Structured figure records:
***

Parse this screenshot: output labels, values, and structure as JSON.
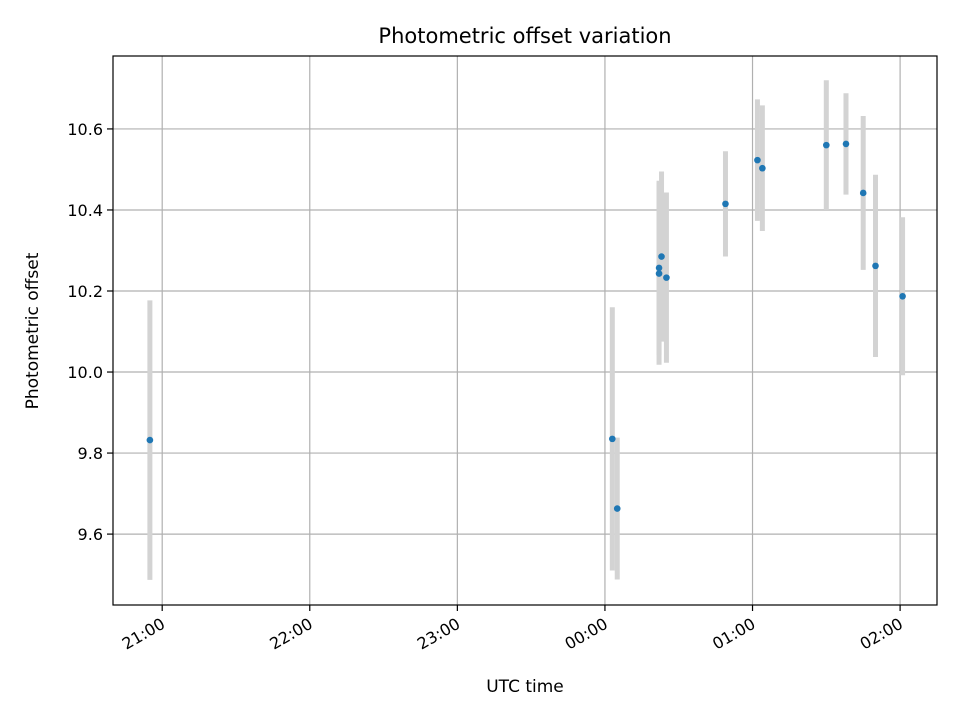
{
  "chart_data": {
    "type": "scatter",
    "title": "Photometric offset variation",
    "xlabel": "UTC time",
    "ylabel": "Photometric offset",
    "x_tick_labels": [
      "21:00",
      "22:00",
      "23:00",
      "00:00",
      "01:00",
      "02:00"
    ],
    "y_tick_labels": [
      "9.6",
      "9.8",
      "10.0",
      "10.2",
      "10.4",
      "10.6"
    ],
    "xlim": [
      "20:40",
      "02:15"
    ],
    "ylim": [
      9.425,
      10.78
    ],
    "grid": true,
    "marker_color": "#1f77b4",
    "errorbar_color": "#d3d3d3",
    "points": [
      {
        "time": "20:55",
        "y": 9.832,
        "err": 0.345
      },
      {
        "time": "00:03",
        "y": 9.835,
        "err": 0.325
      },
      {
        "time": "00:05",
        "y": 9.663,
        "err": 0.175
      },
      {
        "time": "00:22",
        "y": 10.257,
        "err": 0.215
      },
      {
        "time": "00:22",
        "y": 10.243,
        "err": 0.225
      },
      {
        "time": "00:23",
        "y": 10.285,
        "err": 0.21
      },
      {
        "time": "00:25",
        "y": 10.233,
        "err": 0.21
      },
      {
        "time": "00:49",
        "y": 10.415,
        "err": 0.13
      },
      {
        "time": "01:02",
        "y": 10.523,
        "err": 0.15
      },
      {
        "time": "01:04",
        "y": 10.503,
        "err": 0.155
      },
      {
        "time": "01:30",
        "y": 10.56,
        "err": 0.16
      },
      {
        "time": "01:38",
        "y": 10.563,
        "err": 0.125
      },
      {
        "time": "01:45",
        "y": 10.442,
        "err": 0.19
      },
      {
        "time": "01:50",
        "y": 10.262,
        "err": 0.225
      },
      {
        "time": "02:01",
        "y": 10.187,
        "err": 0.195
      }
    ]
  }
}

***

● **PROBLEM REQUIREMENTS**
Word for word, quote the full listing, omitting every picture.

● **FULL ANSWER**
Parse this screenshot: output labels, values, and structure as JSON.
{
  "chart_data": {
    "type": "scatter",
    "title": "Photometric offset variation",
    "xlabel": "UTC time",
    "ylabel": "Photometric offset",
    "x_tick_labels": [
      "21:00",
      "22:00",
      "23:00",
      "00:00",
      "01:00",
      "02:00"
    ],
    "y_tick_labels": [
      "9.6",
      "9.8",
      "10.0",
      "10.2",
      "10.4",
      "10.6"
    ],
    "xlim": [
      "20:40",
      "02:15"
    ],
    "ylim": [
      9.425,
      10.78
    ],
    "grid": true,
    "marker_color": "#1f77b4",
    "errorbar_color": "#d3d3d3",
    "points": [
      {
        "time": "20:55",
        "y": 9.832,
        "err": 0.345
      },
      {
        "time": "00:03",
        "y": 9.835,
        "err": 0.325
      },
      {
        "time": "00:05",
        "y": 9.663,
        "err": 0.175
      },
      {
        "time": "00:22",
        "y": 10.257,
        "err": 0.215
      },
      {
        "time": "00:22",
        "y": 10.243,
        "err": 0.225
      },
      {
        "time": "00:23",
        "y": 10.285,
        "err": 0.21
      },
      {
        "time": "00:25",
        "y": 10.233,
        "err": 0.21
      },
      {
        "time": "00:49",
        "y": 10.415,
        "err": 0.13
      },
      {
        "time": "01:02",
        "y": 10.523,
        "err": 0.15
      },
      {
        "time": "01:04",
        "y": 10.503,
        "err": 0.155
      },
      {
        "time": "01:30",
        "y": 10.56,
        "err": 0.16
      },
      {
        "time": "01:38",
        "y": 10.563,
        "err": 0.125
      },
      {
        "time": "01:45",
        "y": 10.442,
        "err": 0.19
      },
      {
        "time": "01:50",
        "y": 10.262,
        "err": 0.225
      },
      {
        "time": "02:01",
        "y": 10.187,
        "err": 0.195
      }
    ]
  }
}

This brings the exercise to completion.